[Figure dataset records]

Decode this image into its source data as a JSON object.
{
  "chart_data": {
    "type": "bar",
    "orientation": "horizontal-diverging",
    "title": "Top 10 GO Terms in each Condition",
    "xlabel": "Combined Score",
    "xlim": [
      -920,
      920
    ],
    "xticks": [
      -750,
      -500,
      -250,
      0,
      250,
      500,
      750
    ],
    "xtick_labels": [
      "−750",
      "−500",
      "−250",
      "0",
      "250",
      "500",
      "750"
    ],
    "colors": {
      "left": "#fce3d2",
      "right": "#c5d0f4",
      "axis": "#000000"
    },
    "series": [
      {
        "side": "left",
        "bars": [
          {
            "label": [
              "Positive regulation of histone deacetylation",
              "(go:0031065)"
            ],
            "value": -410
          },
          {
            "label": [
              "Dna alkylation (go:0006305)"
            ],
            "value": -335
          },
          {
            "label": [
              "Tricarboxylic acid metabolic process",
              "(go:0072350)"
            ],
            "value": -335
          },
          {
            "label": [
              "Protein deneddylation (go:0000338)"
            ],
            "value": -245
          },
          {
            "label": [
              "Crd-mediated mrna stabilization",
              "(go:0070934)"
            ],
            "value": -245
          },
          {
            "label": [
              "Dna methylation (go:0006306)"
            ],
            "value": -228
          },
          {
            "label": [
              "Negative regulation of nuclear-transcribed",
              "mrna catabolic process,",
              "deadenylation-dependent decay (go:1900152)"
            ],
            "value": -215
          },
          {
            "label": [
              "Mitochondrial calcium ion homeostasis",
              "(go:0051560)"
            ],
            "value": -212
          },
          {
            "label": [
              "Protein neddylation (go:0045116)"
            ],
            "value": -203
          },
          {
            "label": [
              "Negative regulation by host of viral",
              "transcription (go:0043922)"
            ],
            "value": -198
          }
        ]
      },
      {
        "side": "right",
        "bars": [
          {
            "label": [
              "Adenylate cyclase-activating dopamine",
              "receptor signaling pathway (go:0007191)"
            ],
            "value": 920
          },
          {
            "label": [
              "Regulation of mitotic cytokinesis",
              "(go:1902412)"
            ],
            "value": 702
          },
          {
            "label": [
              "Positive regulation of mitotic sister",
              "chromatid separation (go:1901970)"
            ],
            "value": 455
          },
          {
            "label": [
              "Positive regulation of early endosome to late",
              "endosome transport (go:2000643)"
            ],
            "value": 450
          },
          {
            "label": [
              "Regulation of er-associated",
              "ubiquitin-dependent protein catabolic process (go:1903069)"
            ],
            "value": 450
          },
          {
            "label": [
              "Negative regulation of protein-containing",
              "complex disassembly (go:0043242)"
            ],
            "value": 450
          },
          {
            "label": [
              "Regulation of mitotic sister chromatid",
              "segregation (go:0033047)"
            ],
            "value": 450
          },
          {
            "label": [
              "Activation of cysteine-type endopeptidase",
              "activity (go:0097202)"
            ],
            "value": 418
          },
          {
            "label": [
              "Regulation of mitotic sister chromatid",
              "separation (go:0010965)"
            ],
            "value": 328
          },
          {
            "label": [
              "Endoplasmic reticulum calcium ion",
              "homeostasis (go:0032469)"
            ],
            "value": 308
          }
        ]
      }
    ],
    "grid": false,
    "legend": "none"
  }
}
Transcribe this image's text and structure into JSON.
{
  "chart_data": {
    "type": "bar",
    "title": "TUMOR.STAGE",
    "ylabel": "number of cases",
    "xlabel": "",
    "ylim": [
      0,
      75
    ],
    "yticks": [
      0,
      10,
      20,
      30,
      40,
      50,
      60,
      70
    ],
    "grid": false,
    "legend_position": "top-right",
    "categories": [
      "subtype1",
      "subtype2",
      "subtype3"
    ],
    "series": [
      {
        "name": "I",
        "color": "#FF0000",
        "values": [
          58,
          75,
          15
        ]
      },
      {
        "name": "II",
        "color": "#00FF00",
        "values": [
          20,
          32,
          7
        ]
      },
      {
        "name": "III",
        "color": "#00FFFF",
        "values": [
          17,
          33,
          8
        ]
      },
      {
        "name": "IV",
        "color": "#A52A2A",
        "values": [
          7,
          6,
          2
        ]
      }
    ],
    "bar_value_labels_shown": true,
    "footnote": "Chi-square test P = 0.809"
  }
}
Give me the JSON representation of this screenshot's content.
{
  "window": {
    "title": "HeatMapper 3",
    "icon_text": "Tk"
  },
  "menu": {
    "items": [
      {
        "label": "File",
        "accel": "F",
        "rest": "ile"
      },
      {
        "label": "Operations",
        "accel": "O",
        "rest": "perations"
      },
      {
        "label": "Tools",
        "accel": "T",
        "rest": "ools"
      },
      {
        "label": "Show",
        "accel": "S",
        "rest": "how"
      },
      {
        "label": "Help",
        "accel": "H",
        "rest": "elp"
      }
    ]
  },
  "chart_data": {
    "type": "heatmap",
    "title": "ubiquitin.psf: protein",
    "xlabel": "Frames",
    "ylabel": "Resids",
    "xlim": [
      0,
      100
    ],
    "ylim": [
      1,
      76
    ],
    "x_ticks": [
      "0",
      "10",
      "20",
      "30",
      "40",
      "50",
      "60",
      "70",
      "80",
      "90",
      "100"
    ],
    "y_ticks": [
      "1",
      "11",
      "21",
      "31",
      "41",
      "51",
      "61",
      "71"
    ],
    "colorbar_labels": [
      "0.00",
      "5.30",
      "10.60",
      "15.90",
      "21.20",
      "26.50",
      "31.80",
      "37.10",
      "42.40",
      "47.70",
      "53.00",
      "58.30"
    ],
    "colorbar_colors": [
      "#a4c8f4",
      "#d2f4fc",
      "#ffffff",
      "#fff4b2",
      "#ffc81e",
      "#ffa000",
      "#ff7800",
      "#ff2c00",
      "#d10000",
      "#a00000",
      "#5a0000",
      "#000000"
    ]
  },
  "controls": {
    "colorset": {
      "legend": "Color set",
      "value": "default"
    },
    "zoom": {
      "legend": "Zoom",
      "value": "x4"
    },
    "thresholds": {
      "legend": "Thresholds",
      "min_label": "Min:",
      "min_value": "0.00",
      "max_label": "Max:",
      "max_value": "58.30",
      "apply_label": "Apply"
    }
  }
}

_Task brief_. Output every entry word for word.

_Response below_.
Decode this image into its source data as a JSON object.
{
  "chart_data": {
    "type": "bar",
    "orientation": "horizontal-diverging",
    "title": "Top 10 GO Terms in each Condition",
    "xlabel": "Combined Score",
    "xlim": [
      -920,
      920
    ],
    "xticks": [
      -750,
      -500,
      -250,
      0,
      250,
      500,
      750
    ],
    "xtick_labels": [
      "−750",
      "−500",
      "−250",
      "0",
      "250",
      "500",
      "750"
    ],
    "colors": {
      "left": "#fce3d2",
      "right": "#c5d0f4",
      "axis": "#000000"
    },
    "series": [
      {
        "side": "left",
        "bars": [
          {
            "label": [
              "Positive regulation of histone deacetylation",
              "(go:0031065)"
            ],
            "value": -410
          },
          {
            "label": [
              "Dna alkylation (go:0006305)"
            ],
            "value": -335
          },
          {
            "label": [
              "Tricarboxylic acid metabolic process",
              "(go:0072350)"
            ],
            "value": -335
          },
          {
            "label": [
              "Protein deneddylation (go:0000338)"
            ],
            "value": -245
          },
          {
            "label": [
              "Crd-mediated mrna stabilization",
              "(go:0070934)"
            ],
            "value": -245
          },
          {
            "label": [
              "Dna methylation (go:0006306)"
            ],
            "value": -228
          },
          {
            "label": [
              "Negative regulation of nuclear-transcribed",
              "mrna catabolic process,",
              "deadenylation-dependent decay (go:1900152)"
            ],
            "value": -215
          },
          {
            "label": [
              "Mitochondrial calcium ion homeostasis",
              "(go:0051560)"
            ],
            "value": -212
          },
          {
            "label": [
              "Protein neddylation (go:0045116)"
            ],
            "value": -203
          },
          {
            "label": [
              "Negative regulation by host of viral",
              "transcription (go:0043922)"
            ],
            "value": -198
          }
        ]
      },
      {
        "side": "right",
        "bars": [
          {
            "label": [
              "Adenylate cyclase-activating dopamine",
              "receptor signaling pathway (go:0007191)"
            ],
            "value": 920
          },
          {
            "label": [
              "Regulation of mitotic cytokinesis",
              "(go:1902412)"
            ],
            "value": 702
          },
          {
            "label": [
              "Positive regulation of mitotic sister",
              "chromatid separation (go:1901970)"
            ],
            "value": 455
          },
          {
            "label": [
              "Positive regulation of early endosome to late",
              "endosome transport (go:2000643)"
            ],
            "value": 450
          },
          {
            "label": [
              "Regulation of er-associated",
              "ubiquitin-dependent protein catabolic process (go:1903069)"
            ],
            "value": 450
          },
          {
            "label": [
              "Negative regulation of protein-containing",
              "complex disassembly (go:0043242)"
            ],
            "value": 450
          },
          {
            "label": [
              "Regulation of mitotic sister chromatid",
              "segregation (go:0033047)"
            ],
            "value": 450
          },
          {
            "label": [
              "Activation of cysteine-type endopeptidase",
              "activity (go:0097202)"
            ],
            "value": 418
          },
          {
            "label": [
              "Regulation of mitotic sister chromatid",
              "separation (go:0010965)"
            ],
            "value": 328
          },
          {
            "label": [
              "Endoplasmic reticulum calcium ion",
              "homeostasis (go:0032469)"
            ],
            "value": 308
          }
        ]
      }
    ],
    "grid": false,
    "legend": "none"
  }
}
Transcribe this image's text and structure into JSON.
{
  "chart_data": {
    "type": "bar",
    "title": "TUMOR.STAGE",
    "ylabel": "number of cases",
    "xlabel": "",
    "ylim": [
      0,
      75
    ],
    "yticks": [
      0,
      10,
      20,
      30,
      40,
      50,
      60,
      70
    ],
    "grid": false,
    "legend_position": "top-right",
    "categories": [
      "subtype1",
      "subtype2",
      "subtype3"
    ],
    "series": [
      {
        "name": "I",
        "color": "#FF0000",
        "values": [
          58,
          75,
          15
        ]
      },
      {
        "name": "II",
        "color": "#00FF00",
        "values": [
          20,
          32,
          7
        ]
      },
      {
        "name": "III",
        "color": "#00FFFF",
        "values": [
          17,
          33,
          8
        ]
      },
      {
        "name": "IV",
        "color": "#A52A2A",
        "values": [
          7,
          6,
          2
        ]
      }
    ],
    "bar_value_labels_shown": true,
    "footnote": "Chi-square test P = 0.809"
  }
}
Give me the JSON representation of this screenshot's content.
{
  "window": {
    "title": "HeatMapper 3",
    "icon_text": "Tk"
  },
  "menu": {
    "items": [
      {
        "label": "File",
        "accel": "F",
        "rest": "ile"
      },
      {
        "label": "Operations",
        "accel": "O",
        "rest": "perations"
      },
      {
        "label": "Tools",
        "accel": "T",
        "rest": "ools"
      },
      {
        "label": "Show",
        "accel": "S",
        "rest": "how"
      },
      {
        "label": "Help",
        "accel": "H",
        "rest": "elp"
      }
    ]
  },
  "chart_data": {
    "type": "heatmap",
    "title": "ubiquitin.psf: protein",
    "xlabel": "Frames",
    "ylabel": "Resids",
    "xlim": [
      0,
      100
    ],
    "ylim": [
      1,
      76
    ],
    "x_ticks": [
      "0",
      "10",
      "20",
      "30",
      "40",
      "50",
      "60",
      "70",
      "80",
      "90",
      "100"
    ],
    "y_ticks": [
      "1",
      "11",
      "21",
      "31",
      "41",
      "51",
      "61",
      "71"
    ],
    "colorbar_labels": [
      "0.00",
      "5.30",
      "10.60",
      "15.90",
      "21.20",
      "26.50",
      "31.80",
      "37.10",
      "42.40",
      "47.70",
      "53.00",
      "58.30"
    ],
    "colorbar_colors": [
      "#a4c8f4",
      "#d2f4fc",
      "#ffffff",
      "#fff4b2",
      "#ffc81e",
      "#ffa000",
      "#ff7800",
      "#ff2c00",
      "#d10000",
      "#a00000",
      "#5a0000",
      "#000000"
    ]
  },
  "controls": {
    "colorset": {
      "legend": "Color set",
      "value": "default"
    },
    "zoom": {
      "legend": "Zoom",
      "value": "x4"
    },
    "thresholds": {
      "legend": "Thresholds",
      "min_label": "Min:",
      "min_value": "0.00",
      "max_label": "Max:",
      "max_value": "58.30",
      "apply_label": "Apply"
    }
  }
}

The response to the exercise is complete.